-- TASK DESCRIPTION --
Search the material for the string "content", then return every line where it is found.

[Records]
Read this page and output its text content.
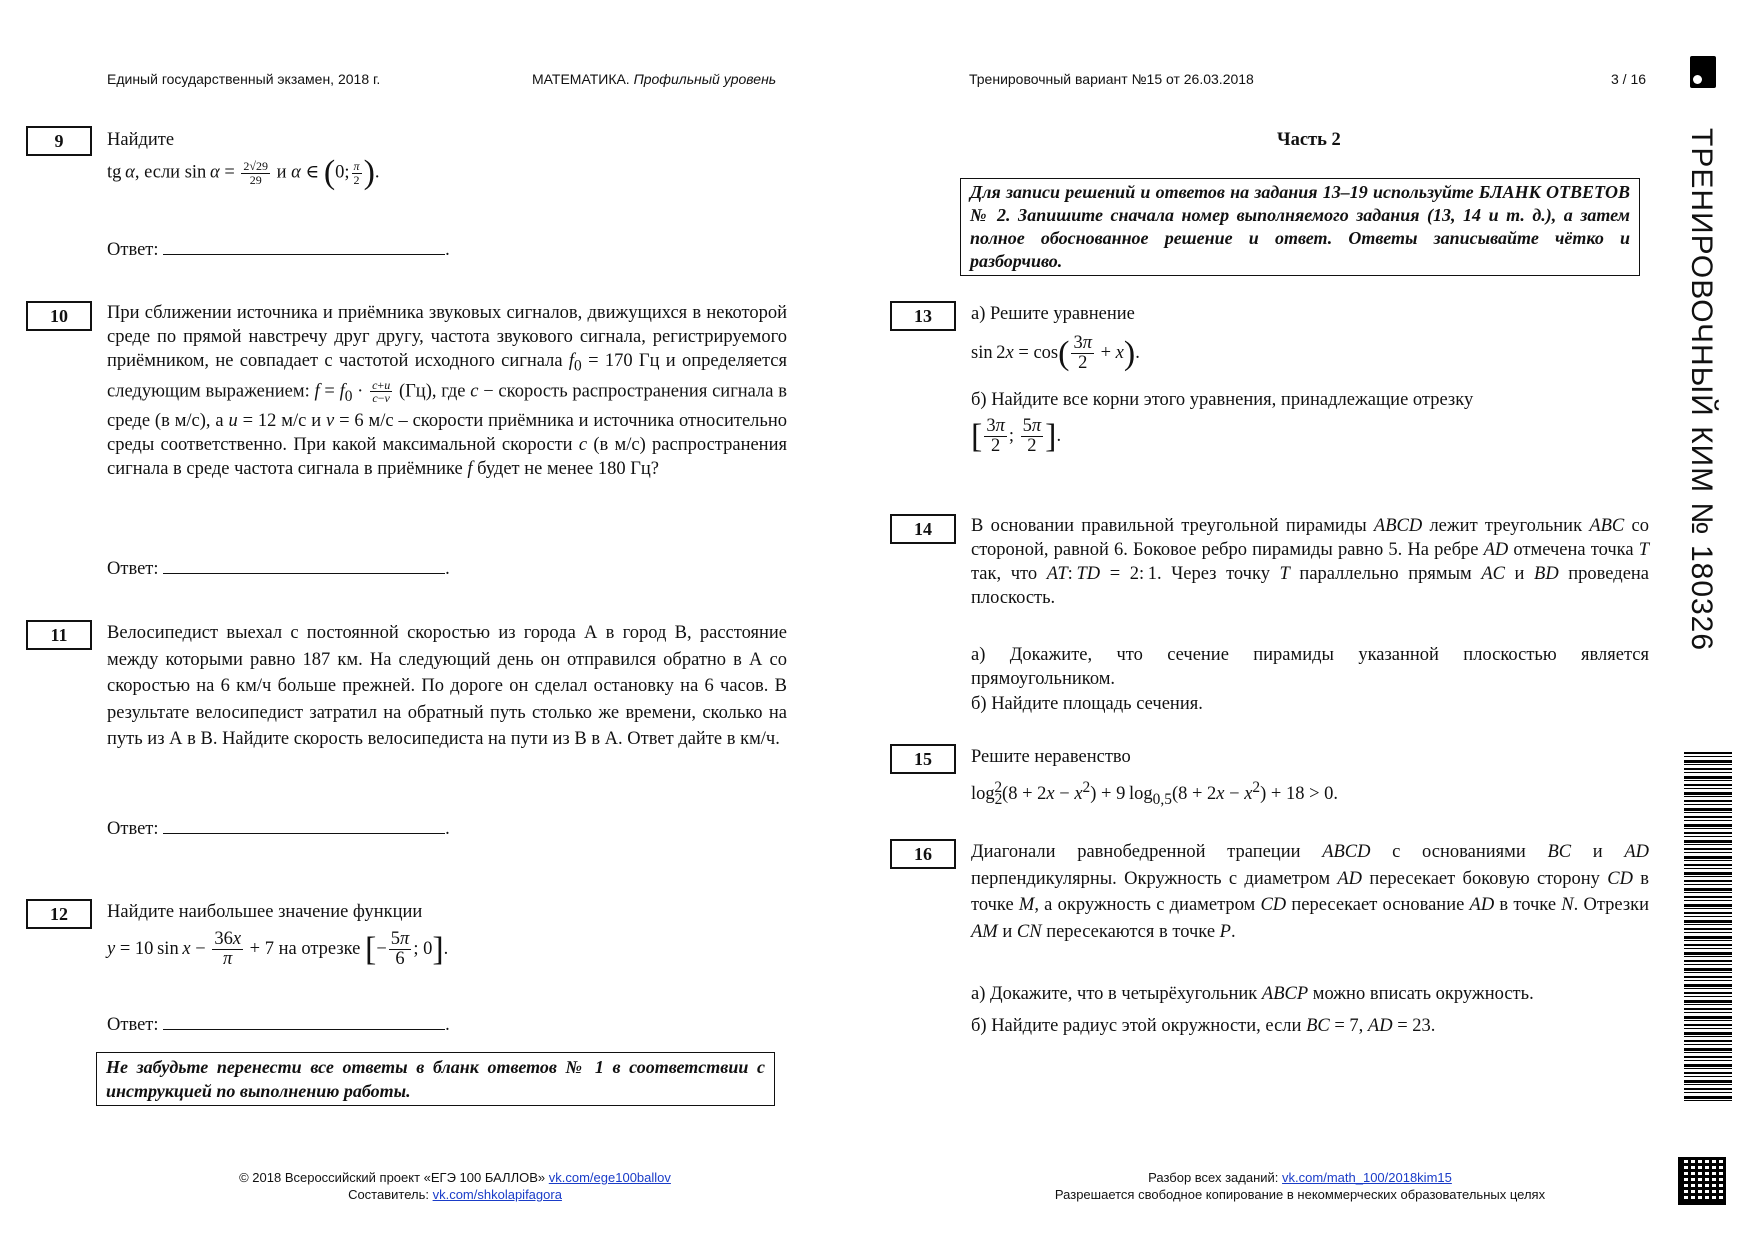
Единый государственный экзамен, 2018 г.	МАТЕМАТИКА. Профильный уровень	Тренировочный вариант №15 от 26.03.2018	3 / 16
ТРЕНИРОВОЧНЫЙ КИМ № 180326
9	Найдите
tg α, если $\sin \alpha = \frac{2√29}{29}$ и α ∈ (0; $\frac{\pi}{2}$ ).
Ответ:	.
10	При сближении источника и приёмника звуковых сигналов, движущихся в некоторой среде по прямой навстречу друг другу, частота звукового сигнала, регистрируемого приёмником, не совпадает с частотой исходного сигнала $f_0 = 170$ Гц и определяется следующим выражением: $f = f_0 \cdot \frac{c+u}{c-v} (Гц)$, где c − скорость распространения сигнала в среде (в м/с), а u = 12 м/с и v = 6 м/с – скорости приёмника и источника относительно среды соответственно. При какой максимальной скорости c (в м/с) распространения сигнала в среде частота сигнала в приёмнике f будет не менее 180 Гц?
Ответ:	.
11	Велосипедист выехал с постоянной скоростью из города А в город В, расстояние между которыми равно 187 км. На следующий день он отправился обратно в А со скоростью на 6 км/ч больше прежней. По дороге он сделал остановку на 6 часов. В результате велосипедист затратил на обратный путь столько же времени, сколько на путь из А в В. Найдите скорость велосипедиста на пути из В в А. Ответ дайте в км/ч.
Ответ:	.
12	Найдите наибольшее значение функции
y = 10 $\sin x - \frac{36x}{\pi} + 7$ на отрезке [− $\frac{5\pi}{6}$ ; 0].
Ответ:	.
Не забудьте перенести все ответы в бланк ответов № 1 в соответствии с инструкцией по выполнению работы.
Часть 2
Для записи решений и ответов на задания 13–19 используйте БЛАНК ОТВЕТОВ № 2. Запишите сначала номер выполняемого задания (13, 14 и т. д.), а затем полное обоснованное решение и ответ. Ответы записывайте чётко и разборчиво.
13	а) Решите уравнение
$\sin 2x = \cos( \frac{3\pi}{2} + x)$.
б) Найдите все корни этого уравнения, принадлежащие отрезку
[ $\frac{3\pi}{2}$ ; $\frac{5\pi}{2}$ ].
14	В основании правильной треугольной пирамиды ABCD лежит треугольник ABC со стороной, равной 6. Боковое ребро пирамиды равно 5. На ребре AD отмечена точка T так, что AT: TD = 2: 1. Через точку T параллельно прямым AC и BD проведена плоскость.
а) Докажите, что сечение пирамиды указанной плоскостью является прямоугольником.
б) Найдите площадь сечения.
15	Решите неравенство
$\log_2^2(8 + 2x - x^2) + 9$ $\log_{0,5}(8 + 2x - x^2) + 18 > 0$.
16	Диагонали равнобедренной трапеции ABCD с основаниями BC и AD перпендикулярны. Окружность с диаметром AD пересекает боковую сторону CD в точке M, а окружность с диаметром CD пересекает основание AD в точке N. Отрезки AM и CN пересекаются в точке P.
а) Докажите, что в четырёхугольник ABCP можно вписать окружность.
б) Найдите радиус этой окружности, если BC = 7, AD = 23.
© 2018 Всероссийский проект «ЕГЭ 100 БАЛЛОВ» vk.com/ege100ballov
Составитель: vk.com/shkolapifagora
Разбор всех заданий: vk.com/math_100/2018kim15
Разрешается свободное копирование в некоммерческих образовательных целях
---
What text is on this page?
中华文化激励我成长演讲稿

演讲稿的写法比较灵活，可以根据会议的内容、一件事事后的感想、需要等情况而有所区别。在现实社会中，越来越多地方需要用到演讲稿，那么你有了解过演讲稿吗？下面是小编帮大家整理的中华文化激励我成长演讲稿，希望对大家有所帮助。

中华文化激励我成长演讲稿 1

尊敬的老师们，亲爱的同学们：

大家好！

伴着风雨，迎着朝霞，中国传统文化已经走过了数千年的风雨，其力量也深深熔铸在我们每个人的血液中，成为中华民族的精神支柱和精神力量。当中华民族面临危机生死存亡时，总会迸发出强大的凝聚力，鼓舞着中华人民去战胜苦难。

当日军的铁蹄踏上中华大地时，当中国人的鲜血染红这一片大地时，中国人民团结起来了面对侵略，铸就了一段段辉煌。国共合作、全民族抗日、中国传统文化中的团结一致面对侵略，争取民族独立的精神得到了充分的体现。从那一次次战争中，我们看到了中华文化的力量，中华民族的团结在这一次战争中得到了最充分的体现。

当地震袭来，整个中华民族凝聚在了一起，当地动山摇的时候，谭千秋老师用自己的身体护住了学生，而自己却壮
--
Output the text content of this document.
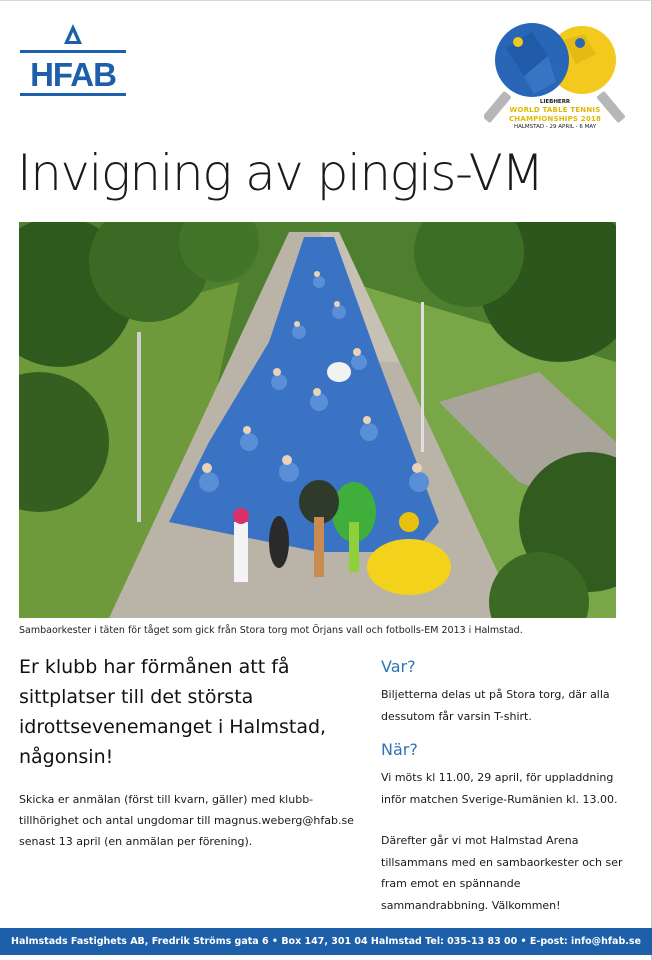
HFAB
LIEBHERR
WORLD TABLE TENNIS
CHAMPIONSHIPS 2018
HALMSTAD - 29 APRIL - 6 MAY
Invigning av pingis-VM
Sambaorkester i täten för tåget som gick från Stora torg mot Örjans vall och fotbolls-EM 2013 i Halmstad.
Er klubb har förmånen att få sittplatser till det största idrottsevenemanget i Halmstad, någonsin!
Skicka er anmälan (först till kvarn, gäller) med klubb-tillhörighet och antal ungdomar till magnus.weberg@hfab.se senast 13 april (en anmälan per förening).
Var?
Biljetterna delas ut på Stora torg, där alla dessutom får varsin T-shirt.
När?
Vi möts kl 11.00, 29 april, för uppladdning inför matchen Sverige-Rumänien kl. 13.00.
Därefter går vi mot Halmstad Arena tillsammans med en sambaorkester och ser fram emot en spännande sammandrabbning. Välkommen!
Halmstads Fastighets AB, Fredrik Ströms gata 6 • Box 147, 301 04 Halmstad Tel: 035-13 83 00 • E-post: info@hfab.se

-- ANSWER TO THIS PROBLEM --
Read this page and output its text content.
Output the text content of this document.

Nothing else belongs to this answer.